Quoted text >>
────

I wear Scentlok coveralls, but don't do anything special to the stuff that I'm wearing underneath them. We also sprayed ourselves down with scentkiller on gloves, hats, boots, bow, etc., and kept that stuff in scentfree bags when it was in the truck. I got the coveralls for only $60 at Dick's in Westland sometime over the summer. They're the lightweight "Savanna" series. When it's colder, I layer up underneath them. You can often find the men's smaller sizes really cheap on clearance at sporting goods stores. I'll probably spring for a set of the cold weather Scentlok when the end-of-season sales start.


----------



## timberdoodle528 (Nov 25, 2003)

I believe that scent control is one of the most important - if not the most important thing when bowhunting.

────

Written exercise 1 >>
In the forum thread on scent control, how much did the poster pay for the Scentlok coveralls?
Written exercise 2 >>
Take the forum thread on scent control starting with "I wear Scentlok" and going on through "(Nov 25, 2003)", and write it out with "Savanna" changed to "Prairie".
Written exercise 3 >>
Carry on the forum thread on bowhunting scent control from the point where it stops.

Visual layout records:

────

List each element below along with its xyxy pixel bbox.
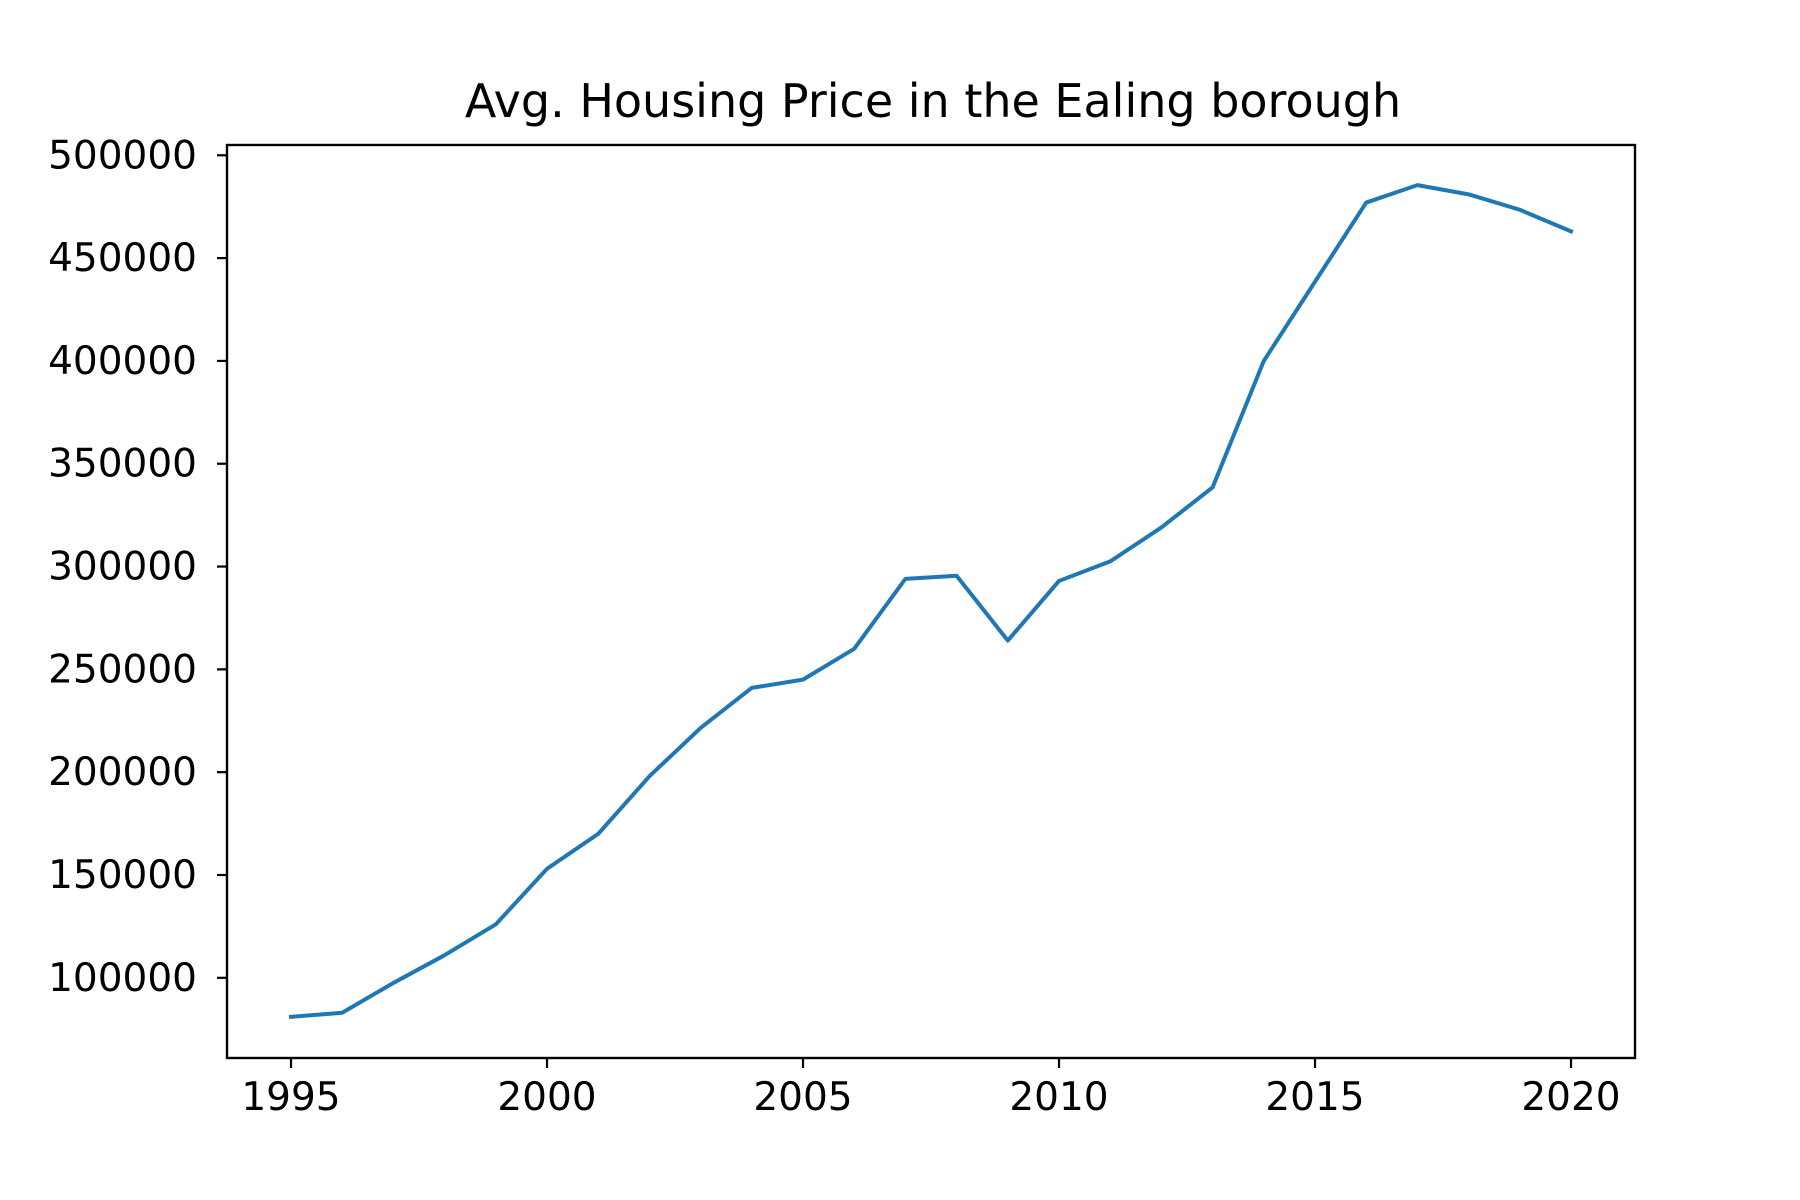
y-tick-label: 250000 bbox=[48, 647, 197, 692]
series-line bbox=[288, 183, 1574, 1020]
axis-ticks: 1995 2000 2005 2010 2015 2020 100000 150000 2000… bbox=[48, 133, 1621, 1120]
series-layer bbox=[288, 183, 1574, 1020]
y-tick-label: 300000 bbox=[48, 545, 197, 590]
y-tick-label: 500000 bbox=[48, 133, 197, 178]
y-tick-label: 350000 bbox=[48, 442, 197, 487]
y-tick-label: 450000 bbox=[48, 236, 197, 281]
chart-title: Avg. Housing Price in the Ealing borough bbox=[465, 74, 1401, 128]
y-tick-label: 150000 bbox=[48, 853, 197, 898]
x-tick-label: 2020 bbox=[1521, 1075, 1620, 1120]
x-tick-label: 2010 bbox=[1009, 1075, 1108, 1120]
x-tick-label: 2005 bbox=[753, 1075, 852, 1120]
x-tick-label: 2000 bbox=[497, 1075, 596, 1120]
y-tick-label: 400000 bbox=[48, 339, 197, 384]
plot-area-frame bbox=[225, 143, 1637, 1060]
y-tick-label: 100000 bbox=[48, 956, 197, 1001]
x-tick-label: 1995 bbox=[241, 1075, 340, 1120]
y-tick-label: 200000 bbox=[48, 750, 197, 795]
x-tick-label: 2015 bbox=[1265, 1075, 1364, 1120]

────

Expected output 1 >>
The poster paid $60 for them.

Expected output 2 >>
I wear Scentlok coveralls, but don't do anything special to the stuff that I'm wearing underneath them. We also sprayed ourselves down with scentkiller on gloves, hats, boots, bow, etc., and kept that stuff in scentfree bags when it was in the truck. I got the coveralls for only $60 at Dick's in Westland sometime over the summer. They're the lightweight "Prairie" series. When it's colder, I layer up underneath them. You can often find the men's smaller sizes really cheap on clearance at sporting goods stores. I'll probably spring for a set of the cold weather Scentlok when the end-of-season sales start.


----------



## timberdoodle528 (Nov 25, 2003)

Expected output 3 >>
I've read that human scent rolls off of us like dust off the back of a pickup truck down a dirt road. They said unless you have an airtight suit on - you can forget being totally scent free. But I like the plastic bag idea with the pine bow - I think that would help out a lot. And of course staying away from smelly soaps/perfumes and spraying your boots and clothes down with some sort of scent blocker helps.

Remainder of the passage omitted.